Vermont environmentalists believe a new application by a Canadian oil company to reverse the direction of its pipeline is the latest signal that the company is preparing to bring tar sands oil through Vermont to the Maine coast.

Enbridge Oil, a Canadian oil company that controls a pipeline stretching from Alberta to Montreal, applied in November to the Canadian National Energy Board to reverse the pipeline’s flow between Ontario and Quebec in an attempt to find a route to export tar sands oil from the Canadian west.

Environmentalists believe the oil company plans to move the oil through the Northeast Kingdom towards Portland for export, and they warn that such a move could up the risk for oil spills in New England and have cataclysmic effects on climate change. The oil company denies any such plan.

The newest application to the energy board appears to be part of a phased strategy to export tar sands oil, said Josh Mogerman, a spokesman for the National Resources Defense Council. Mogerman says Enbridge knew it would meet massive resistance to an overarching plan to export tar sands oil through New England, so it has taken an incremental approach.

“It’s broken up into smaller pieces,” Mogerman said.

Enbridge spokesman Graham White said the purpose of the company’s move to reverse the pipeline is to bring “Canadian light crude to Canadian refineries.” He said the company would be better served by focusing on its Canadian refining processes instead of exporting tar sands oil to foreign ports.

“The economics [of exporting through the East Coast] just don’t make sense, quite frankly,” White said.

White did say that tar sands oil could flow between Ontario and Montreal, but it would be refined to the point of being basically the same as any other light crude oil product once it got to Montreal.

“It’s the same light crude product that it would be in any other transmission lines,” White said.

Getting regulatory approvals to reverse pipeline flow is much easier than obtaining permission to build a new pipeline, Mogerman said.

But environmentalists think they can see the writing on the wall. Earlier this year, the oil company received permission to reverse its pipeline from Alberta to Ontario to flow west to east.

The company also has been in court over plans to alter a pumping station in Quebec near the Vermont border that, environmentalists say, would only be needed to pump oil into a pipeline that stretches across Vermont to Portland, Maine. Then on Nov. 29, the company filed an application to reverse the pipeline to flow west to east all the way from Alberta to Montreal, and to increase the pipeline’s capacity from 240,000 barrels a day to 300,000 barrels a day.

Mogerman believes the oil company is desperate to have tar sands oil reach a deep-water port for export.

* OBJECTIVES:
1) Rewrite the paragraph of the pipeline article that begins "The company also has been in court" as a brief list, keeping its main facts.
2) According to the pipeline article, what reason does Enbridge spokesman Graham White give for reversing the pipeline?
3) Edit the pipeline article by giving everything from "The newest application" down to "to foreign ports." again, with "spokesman" replaced by "representative".

* DATA EXTRACT:
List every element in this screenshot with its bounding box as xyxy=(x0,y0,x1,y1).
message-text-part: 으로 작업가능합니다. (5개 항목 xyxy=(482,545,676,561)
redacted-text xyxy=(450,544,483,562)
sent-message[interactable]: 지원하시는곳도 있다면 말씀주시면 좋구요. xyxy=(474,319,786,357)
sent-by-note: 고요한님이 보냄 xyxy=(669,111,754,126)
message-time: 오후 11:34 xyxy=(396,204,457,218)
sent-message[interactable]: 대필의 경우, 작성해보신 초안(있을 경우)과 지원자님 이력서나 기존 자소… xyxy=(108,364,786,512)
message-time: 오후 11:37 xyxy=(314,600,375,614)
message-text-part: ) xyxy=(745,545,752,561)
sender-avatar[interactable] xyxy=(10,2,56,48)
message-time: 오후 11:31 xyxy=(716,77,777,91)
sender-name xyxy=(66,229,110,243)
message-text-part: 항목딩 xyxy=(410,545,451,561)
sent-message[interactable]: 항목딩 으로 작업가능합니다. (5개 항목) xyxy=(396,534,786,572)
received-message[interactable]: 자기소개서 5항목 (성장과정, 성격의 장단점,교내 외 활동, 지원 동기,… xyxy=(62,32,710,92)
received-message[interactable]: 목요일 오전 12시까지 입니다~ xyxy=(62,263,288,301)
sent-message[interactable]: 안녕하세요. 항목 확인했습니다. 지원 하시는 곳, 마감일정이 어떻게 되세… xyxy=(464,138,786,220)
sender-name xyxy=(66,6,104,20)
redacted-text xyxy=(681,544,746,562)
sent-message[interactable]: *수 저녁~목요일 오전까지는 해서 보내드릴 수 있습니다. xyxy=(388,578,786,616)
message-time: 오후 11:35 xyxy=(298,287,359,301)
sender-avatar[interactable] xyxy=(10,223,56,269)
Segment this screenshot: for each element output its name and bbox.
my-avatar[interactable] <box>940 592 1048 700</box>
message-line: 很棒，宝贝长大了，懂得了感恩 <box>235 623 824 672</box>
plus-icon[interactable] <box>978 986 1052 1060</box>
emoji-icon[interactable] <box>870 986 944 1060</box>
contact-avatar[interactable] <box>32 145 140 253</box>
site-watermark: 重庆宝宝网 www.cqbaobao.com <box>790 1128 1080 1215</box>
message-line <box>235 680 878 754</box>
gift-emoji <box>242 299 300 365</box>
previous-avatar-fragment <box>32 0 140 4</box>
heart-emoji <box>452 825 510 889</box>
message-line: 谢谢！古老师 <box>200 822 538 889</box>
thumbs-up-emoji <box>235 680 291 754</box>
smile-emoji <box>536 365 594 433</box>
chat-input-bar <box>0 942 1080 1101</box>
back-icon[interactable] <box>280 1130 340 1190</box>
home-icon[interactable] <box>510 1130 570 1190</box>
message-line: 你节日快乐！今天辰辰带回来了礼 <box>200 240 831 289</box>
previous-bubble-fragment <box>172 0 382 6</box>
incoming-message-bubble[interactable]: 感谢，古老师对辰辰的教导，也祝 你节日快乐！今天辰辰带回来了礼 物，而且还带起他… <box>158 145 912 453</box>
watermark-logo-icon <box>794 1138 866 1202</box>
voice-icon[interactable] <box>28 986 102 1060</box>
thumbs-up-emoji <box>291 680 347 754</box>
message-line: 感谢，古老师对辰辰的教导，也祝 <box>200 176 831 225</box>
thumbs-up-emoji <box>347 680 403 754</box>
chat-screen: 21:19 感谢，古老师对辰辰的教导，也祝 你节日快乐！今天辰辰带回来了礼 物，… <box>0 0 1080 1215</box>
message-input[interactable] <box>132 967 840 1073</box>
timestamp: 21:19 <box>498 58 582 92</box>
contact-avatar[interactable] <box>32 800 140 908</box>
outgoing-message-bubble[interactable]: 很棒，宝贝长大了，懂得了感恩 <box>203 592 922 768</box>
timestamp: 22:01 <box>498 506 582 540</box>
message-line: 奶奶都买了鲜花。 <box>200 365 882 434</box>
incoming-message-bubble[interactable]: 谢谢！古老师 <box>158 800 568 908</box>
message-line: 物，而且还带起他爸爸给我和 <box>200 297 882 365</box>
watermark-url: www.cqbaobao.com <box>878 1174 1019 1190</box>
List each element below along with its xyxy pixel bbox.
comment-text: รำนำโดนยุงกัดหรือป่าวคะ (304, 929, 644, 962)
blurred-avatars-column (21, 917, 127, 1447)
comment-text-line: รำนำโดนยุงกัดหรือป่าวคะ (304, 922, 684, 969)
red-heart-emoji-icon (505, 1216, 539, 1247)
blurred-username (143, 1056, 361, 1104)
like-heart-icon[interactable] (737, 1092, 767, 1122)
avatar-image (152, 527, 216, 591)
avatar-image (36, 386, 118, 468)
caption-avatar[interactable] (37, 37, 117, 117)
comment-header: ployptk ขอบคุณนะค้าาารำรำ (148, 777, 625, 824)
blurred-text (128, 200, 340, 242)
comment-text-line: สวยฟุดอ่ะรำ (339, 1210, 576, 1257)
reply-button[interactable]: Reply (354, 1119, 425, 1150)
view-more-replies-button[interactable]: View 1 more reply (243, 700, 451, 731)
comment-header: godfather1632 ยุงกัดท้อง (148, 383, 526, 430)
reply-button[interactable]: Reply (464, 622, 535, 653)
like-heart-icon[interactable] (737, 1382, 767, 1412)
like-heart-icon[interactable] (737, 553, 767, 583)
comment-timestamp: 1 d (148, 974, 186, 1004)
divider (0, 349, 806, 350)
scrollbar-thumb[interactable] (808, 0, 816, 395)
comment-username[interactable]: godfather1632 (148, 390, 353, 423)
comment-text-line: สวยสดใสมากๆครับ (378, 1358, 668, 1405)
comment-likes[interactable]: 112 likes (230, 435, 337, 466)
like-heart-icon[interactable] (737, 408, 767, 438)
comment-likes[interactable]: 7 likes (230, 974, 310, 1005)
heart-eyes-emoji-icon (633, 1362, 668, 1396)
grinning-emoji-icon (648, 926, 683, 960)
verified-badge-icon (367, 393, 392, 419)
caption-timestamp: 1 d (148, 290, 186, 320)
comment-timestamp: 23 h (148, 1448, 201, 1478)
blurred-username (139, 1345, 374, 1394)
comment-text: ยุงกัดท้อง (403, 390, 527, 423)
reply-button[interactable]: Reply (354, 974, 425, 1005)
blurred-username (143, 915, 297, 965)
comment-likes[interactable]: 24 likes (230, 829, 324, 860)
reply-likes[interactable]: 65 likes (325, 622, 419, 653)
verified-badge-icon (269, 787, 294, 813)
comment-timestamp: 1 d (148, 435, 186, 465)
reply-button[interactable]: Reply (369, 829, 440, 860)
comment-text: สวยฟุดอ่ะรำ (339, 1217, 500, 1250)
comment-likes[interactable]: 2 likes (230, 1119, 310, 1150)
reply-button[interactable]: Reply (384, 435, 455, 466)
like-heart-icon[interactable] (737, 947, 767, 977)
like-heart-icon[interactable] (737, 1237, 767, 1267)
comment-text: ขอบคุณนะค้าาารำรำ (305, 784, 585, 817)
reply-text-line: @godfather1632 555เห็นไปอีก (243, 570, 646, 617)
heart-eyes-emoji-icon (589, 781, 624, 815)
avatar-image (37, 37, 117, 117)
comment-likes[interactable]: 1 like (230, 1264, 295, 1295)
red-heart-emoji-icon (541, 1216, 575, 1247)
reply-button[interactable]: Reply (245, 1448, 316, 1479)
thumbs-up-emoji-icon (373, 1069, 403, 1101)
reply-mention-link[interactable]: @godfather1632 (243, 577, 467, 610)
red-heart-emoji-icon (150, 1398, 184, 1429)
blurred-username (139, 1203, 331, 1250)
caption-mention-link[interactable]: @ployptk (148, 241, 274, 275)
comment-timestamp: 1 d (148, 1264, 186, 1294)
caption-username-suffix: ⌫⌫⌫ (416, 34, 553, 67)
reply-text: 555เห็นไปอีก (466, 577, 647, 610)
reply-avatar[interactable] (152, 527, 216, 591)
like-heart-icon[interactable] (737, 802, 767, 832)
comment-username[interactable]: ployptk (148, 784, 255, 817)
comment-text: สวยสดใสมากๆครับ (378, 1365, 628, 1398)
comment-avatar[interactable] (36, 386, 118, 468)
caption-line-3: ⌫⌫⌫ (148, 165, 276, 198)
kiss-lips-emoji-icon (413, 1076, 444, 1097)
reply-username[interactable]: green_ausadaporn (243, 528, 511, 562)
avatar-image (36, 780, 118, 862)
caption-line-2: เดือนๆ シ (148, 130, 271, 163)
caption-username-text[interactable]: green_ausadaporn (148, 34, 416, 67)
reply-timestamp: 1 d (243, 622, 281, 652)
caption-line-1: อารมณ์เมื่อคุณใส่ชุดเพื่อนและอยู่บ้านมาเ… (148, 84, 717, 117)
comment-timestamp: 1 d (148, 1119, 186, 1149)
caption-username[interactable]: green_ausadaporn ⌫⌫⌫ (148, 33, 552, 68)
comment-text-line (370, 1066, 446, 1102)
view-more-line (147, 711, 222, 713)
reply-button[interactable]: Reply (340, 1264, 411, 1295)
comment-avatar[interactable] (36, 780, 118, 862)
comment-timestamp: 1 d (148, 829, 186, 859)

* SOLUTIONS TO THE EXERCISE:
1)
- The company has been in court over plans to alter a pumping station in Quebec near the Vermont border.
- Environmentalists say the station would only be needed to pump oil into a pipeline across Vermont to Portland, Maine.
- On Nov. 29, the company applied to reverse the pipeline to flow west to east from Alberta to Montreal.
- The same application seeks to raise the pipeline's capacity from 240,000 to 300,000 barrels a day.

2) To bring "Canadian light crude to Canadian refineries."

3)
The newest application to the energy board appears to be part of a phased strategy to export tar sands oil, said Josh Mogerman, a representative for the National Resources Defense Council. Mogerman says Enbridge knew it would meet massive resistance to an overarching plan to export tar sands oil through New England, so it has taken an incremental approach.

“It’s broken up into smaller pieces,” Mogerman said.

Enbridge representative Graham White said the purpose of the company’s move to reverse the pipeline is to bring “Canadian light crude to Canadian refineries.” He said the company would be better served by focusing on its Canadian refining processes instead of exporting tar sands oil to foreign ports.